TASK DETAILS = In the listing that follows, how many lines contain "grace"? Give the number only.

DATA TO USE =
··········

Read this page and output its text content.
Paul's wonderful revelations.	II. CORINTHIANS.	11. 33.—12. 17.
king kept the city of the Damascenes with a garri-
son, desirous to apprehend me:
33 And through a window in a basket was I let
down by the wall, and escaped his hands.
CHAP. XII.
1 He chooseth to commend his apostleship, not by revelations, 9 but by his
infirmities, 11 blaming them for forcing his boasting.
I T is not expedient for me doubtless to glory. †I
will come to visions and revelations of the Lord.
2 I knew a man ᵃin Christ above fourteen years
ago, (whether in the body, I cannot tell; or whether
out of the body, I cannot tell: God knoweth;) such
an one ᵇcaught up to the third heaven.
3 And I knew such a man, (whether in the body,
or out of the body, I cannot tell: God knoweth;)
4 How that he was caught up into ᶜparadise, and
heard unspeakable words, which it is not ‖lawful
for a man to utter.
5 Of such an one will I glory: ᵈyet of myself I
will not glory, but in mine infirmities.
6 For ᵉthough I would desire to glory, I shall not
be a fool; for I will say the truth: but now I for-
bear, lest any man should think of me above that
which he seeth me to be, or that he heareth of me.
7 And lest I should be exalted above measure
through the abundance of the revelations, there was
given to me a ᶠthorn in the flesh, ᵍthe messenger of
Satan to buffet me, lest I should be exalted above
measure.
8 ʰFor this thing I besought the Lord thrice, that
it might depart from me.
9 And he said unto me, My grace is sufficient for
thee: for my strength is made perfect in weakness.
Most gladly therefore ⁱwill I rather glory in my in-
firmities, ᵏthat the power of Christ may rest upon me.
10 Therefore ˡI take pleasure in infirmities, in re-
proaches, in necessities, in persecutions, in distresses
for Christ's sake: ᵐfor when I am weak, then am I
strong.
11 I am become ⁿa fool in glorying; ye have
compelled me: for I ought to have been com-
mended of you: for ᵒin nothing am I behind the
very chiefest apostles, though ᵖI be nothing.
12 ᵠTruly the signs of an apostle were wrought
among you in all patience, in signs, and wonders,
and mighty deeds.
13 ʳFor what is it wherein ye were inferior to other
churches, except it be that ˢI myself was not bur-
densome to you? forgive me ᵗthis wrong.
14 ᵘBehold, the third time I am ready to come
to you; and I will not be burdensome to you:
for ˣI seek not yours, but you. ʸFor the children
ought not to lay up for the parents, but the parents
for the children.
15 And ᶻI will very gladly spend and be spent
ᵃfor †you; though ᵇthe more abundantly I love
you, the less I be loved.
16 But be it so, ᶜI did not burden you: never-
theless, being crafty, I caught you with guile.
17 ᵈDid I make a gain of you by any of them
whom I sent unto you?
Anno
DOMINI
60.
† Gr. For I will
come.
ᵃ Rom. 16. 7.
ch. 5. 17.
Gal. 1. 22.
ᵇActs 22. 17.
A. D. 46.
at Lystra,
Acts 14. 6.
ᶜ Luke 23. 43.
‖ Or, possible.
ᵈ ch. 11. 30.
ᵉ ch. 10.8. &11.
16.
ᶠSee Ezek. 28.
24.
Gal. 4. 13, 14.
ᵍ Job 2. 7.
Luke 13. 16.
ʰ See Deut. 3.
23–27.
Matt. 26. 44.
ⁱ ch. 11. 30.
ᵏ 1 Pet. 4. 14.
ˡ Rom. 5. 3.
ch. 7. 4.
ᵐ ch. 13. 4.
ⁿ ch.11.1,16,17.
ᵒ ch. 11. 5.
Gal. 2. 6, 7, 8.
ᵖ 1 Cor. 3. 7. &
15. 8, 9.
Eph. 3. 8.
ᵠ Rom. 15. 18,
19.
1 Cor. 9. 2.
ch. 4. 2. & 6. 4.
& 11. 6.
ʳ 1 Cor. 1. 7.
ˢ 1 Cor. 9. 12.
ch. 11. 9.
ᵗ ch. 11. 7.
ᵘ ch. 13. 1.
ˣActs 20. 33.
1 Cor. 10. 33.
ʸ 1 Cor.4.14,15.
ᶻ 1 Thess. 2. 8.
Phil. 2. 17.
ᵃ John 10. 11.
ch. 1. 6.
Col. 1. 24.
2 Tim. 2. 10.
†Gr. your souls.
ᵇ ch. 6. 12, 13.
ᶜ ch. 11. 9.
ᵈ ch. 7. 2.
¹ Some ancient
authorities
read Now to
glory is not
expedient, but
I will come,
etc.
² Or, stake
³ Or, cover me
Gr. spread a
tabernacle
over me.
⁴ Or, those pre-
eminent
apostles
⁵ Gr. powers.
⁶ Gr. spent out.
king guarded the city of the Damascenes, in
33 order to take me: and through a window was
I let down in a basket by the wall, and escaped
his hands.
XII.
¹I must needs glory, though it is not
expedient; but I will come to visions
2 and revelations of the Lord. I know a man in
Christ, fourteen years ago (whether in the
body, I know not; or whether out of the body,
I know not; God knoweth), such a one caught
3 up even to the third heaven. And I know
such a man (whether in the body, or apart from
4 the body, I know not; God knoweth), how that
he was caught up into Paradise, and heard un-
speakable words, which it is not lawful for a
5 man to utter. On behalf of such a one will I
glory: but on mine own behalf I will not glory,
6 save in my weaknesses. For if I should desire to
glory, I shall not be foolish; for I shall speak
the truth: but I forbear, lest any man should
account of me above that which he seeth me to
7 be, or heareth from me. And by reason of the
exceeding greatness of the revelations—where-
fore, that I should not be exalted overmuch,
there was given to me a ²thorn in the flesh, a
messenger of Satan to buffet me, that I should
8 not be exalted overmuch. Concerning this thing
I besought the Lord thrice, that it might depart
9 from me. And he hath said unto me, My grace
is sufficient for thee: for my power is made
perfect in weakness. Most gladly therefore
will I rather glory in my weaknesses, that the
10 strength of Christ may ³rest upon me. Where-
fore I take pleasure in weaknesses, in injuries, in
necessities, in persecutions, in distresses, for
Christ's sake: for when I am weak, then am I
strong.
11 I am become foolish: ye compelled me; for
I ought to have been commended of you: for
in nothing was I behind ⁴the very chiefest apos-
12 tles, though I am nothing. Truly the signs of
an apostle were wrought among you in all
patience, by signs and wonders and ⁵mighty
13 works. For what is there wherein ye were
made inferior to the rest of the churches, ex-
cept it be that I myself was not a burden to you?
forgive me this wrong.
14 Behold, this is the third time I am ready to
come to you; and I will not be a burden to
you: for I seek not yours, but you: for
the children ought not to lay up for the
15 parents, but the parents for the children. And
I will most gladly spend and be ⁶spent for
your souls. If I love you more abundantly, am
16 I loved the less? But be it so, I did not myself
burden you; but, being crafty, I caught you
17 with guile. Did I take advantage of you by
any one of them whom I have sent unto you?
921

··········

EXERCISE RESULT = 2